__AIM OF THE TASK__
Quote every line below exactly and skip any picture.

---------- RECORDED DATA

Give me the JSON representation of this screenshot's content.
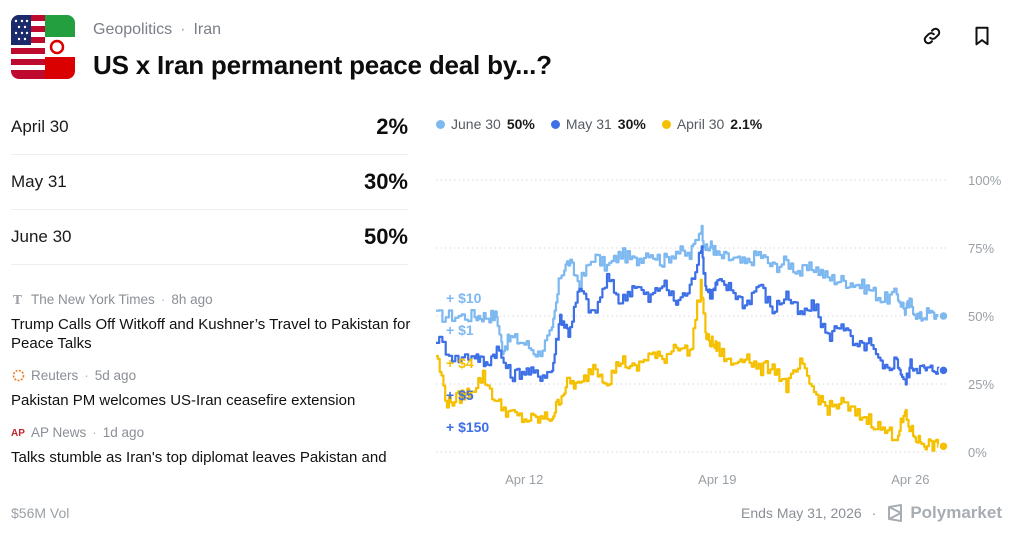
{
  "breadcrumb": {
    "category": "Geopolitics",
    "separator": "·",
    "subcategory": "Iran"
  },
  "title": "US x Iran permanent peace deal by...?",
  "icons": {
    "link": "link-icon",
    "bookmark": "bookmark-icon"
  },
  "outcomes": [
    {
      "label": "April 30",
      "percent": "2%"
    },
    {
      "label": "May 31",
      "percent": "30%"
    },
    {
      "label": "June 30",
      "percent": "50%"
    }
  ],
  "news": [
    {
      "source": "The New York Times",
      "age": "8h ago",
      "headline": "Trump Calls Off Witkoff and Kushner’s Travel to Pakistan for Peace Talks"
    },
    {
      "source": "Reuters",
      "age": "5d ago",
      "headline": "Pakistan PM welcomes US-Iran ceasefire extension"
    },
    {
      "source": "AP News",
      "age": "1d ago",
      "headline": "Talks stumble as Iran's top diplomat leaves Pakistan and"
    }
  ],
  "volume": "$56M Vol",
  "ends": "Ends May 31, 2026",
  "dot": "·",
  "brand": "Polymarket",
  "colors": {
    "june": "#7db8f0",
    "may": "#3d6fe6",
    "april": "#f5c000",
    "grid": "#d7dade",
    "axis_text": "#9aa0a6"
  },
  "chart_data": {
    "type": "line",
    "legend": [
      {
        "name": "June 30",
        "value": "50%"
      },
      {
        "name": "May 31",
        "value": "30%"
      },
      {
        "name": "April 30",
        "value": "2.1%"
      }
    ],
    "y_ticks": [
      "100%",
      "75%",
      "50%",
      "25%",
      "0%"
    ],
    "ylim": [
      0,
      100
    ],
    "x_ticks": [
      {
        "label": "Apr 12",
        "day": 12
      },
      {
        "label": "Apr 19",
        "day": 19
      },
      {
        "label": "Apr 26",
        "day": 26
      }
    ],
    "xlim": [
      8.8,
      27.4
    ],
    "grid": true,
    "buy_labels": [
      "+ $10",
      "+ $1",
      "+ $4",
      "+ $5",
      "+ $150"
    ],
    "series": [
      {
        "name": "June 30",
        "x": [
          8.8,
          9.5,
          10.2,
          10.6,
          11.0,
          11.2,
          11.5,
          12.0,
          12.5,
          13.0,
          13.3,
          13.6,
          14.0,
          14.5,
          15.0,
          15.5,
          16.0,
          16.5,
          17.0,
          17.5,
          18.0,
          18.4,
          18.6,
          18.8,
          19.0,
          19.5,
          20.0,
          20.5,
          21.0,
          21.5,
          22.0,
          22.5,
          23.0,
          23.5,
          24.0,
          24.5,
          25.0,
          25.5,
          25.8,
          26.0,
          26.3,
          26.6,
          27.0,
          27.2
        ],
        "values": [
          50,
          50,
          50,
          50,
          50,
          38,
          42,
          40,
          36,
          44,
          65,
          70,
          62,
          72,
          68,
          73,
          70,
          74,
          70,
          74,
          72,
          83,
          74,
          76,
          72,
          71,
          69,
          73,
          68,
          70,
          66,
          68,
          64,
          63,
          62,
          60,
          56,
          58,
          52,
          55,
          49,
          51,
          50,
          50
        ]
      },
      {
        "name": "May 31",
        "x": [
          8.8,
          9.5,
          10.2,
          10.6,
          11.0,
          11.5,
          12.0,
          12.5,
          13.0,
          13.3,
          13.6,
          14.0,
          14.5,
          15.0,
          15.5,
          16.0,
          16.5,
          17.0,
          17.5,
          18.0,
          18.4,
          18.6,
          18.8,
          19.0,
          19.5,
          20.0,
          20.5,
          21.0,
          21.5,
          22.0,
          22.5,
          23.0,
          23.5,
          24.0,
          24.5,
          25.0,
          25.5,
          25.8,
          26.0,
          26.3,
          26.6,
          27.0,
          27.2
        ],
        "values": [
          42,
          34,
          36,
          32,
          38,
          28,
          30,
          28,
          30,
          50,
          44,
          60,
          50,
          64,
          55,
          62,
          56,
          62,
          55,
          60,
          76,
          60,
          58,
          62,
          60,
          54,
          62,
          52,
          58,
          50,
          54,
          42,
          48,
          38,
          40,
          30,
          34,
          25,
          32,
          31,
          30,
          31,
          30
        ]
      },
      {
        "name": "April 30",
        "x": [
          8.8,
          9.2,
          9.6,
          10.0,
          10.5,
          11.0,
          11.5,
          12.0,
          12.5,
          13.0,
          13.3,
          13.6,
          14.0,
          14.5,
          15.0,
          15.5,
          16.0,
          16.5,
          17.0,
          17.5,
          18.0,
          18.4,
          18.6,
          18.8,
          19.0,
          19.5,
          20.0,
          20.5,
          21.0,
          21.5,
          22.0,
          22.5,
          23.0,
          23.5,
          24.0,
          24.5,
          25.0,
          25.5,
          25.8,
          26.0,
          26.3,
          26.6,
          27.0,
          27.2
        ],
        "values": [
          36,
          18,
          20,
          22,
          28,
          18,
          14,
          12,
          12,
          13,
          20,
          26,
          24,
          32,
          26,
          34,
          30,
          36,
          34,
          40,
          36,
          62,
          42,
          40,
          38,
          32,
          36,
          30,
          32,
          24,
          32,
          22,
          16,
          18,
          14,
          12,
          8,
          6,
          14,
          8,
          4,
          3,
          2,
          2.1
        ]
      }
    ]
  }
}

--------------------

__EXERCISE RESULT__
Give me the JSON representation of this screenshot's content.
{
  "breadcrumb": {
    "category": "Geopolitics",
    "separator": "·",
    "subcategory": "Iran"
  },
  "title": "US x Iran permanent peace deal by...?",
  "icons": {
    "link": "link-icon",
    "bookmark": "bookmark-icon"
  },
  "outcomes": [
    {
      "label": "April 30",
      "percent": "2%"
    },
    {
      "label": "May 31",
      "percent": "30%"
    },
    {
      "label": "June 30",
      "percent": "50%"
    }
  ],
  "news": [
    {
      "source": "The New York Times",
      "age": "8h ago",
      "headline": "Trump Calls Off Witkoff and Kushner’s Travel to Pakistan for Peace Talks"
    },
    {
      "source": "Reuters",
      "age": "5d ago",
      "headline": "Pakistan PM welcomes US-Iran ceasefire extension"
    },
    {
      "source": "AP News",
      "age": "1d ago",
      "headline": "Talks stumble as Iran's top diplomat leaves Pakistan and"
    }
  ],
  "volume": "$56M Vol",
  "ends": "Ends May 31, 2026",
  "dot": "·",
  "brand": "Polymarket",
  "colors": {
    "june": "#7db8f0",
    "may": "#3d6fe6",
    "april": "#f5c000",
    "grid": "#d7dade",
    "axis_text": "#9aa0a6"
  },
  "chart_data": {
    "type": "line",
    "legend": [
      {
        "name": "June 30",
        "value": "50%"
      },
      {
        "name": "May 31",
        "value": "30%"
      },
      {
        "name": "April 30",
        "value": "2.1%"
      }
    ],
    "y_ticks": [
      "100%",
      "75%",
      "50%",
      "25%",
      "0%"
    ],
    "ylim": [
      0,
      100
    ],
    "x_ticks": [
      {
        "label": "Apr 12",
        "day": 12
      },
      {
        "label": "Apr 19",
        "day": 19
      },
      {
        "label": "Apr 26",
        "day": 26
      }
    ],
    "xlim": [
      8.8,
      27.4
    ],
    "grid": true,
    "buy_labels": [
      "+ $10",
      "+ $1",
      "+ $4",
      "+ $5",
      "+ $150"
    ],
    "series": [
      {
        "name": "June 30",
        "x": [
          8.8,
          9.5,
          10.2,
          10.6,
          11.0,
          11.2,
          11.5,
          12.0,
          12.5,
          13.0,
          13.3,
          13.6,
          14.0,
          14.5,
          15.0,
          15.5,
          16.0,
          16.5,
          17.0,
          17.5,
          18.0,
          18.4,
          18.6,
          18.8,
          19.0,
          19.5,
          20.0,
          20.5,
          21.0,
          21.5,
          22.0,
          22.5,
          23.0,
          23.5,
          24.0,
          24.5,
          25.0,
          25.5,
          25.8,
          26.0,
          26.3,
          26.6,
          27.0,
          27.2
        ],
        "values": [
          50,
          50,
          50,
          50,
          50,
          38,
          42,
          40,
          36,
          44,
          65,
          70,
          62,
          72,
          68,
          73,
          70,
          74,
          70,
          74,
          72,
          83,
          74,
          76,
          72,
          71,
          69,
          73,
          68,
          70,
          66,
          68,
          64,
          63,
          62,
          60,
          56,
          58,
          52,
          55,
          49,
          51,
          50,
          50
        ]
      },
      {
        "name": "May 31",
        "x": [
          8.8,
          9.5,
          10.2,
          10.6,
          11.0,
          11.5,
          12.0,
          12.5,
          13.0,
          13.3,
          13.6,
          14.0,
          14.5,
          15.0,
          15.5,
          16.0,
          16.5,
          17.0,
          17.5,
          18.0,
          18.4,
          18.6,
          18.8,
          19.0,
          19.5,
          20.0,
          20.5,
          21.0,
          21.5,
          22.0,
          22.5,
          23.0,
          23.5,
          24.0,
          24.5,
          25.0,
          25.5,
          25.8,
          26.0,
          26.3,
          26.6,
          27.0,
          27.2
        ],
        "values": [
          42,
          34,
          36,
          32,
          38,
          28,
          30,
          28,
          30,
          50,
          44,
          60,
          50,
          64,
          55,
          62,
          56,
          62,
          55,
          60,
          76,
          60,
          58,
          62,
          60,
          54,
          62,
          52,
          58,
          50,
          54,
          42,
          48,
          38,
          40,
          30,
          34,
          25,
          32,
          31,
          30,
          31,
          30
        ]
      },
      {
        "name": "April 30",
        "x": [
          8.8,
          9.2,
          9.6,
          10.0,
          10.5,
          11.0,
          11.5,
          12.0,
          12.5,
          13.0,
          13.3,
          13.6,
          14.0,
          14.5,
          15.0,
          15.5,
          16.0,
          16.5,
          17.0,
          17.5,
          18.0,
          18.4,
          18.6,
          18.8,
          19.0,
          19.5,
          20.0,
          20.5,
          21.0,
          21.5,
          22.0,
          22.5,
          23.0,
          23.5,
          24.0,
          24.5,
          25.0,
          25.5,
          25.8,
          26.0,
          26.3,
          26.6,
          27.0,
          27.2
        ],
        "values": [
          36,
          18,
          20,
          22,
          28,
          18,
          14,
          12,
          12,
          13,
          20,
          26,
          24,
          32,
          26,
          34,
          30,
          36,
          34,
          40,
          36,
          62,
          42,
          40,
          38,
          32,
          36,
          30,
          32,
          24,
          32,
          22,
          16,
          18,
          14,
          12,
          8,
          6,
          14,
          8,
          4,
          3,
          2,
          2.1
        ]
      }
    ]
  }
}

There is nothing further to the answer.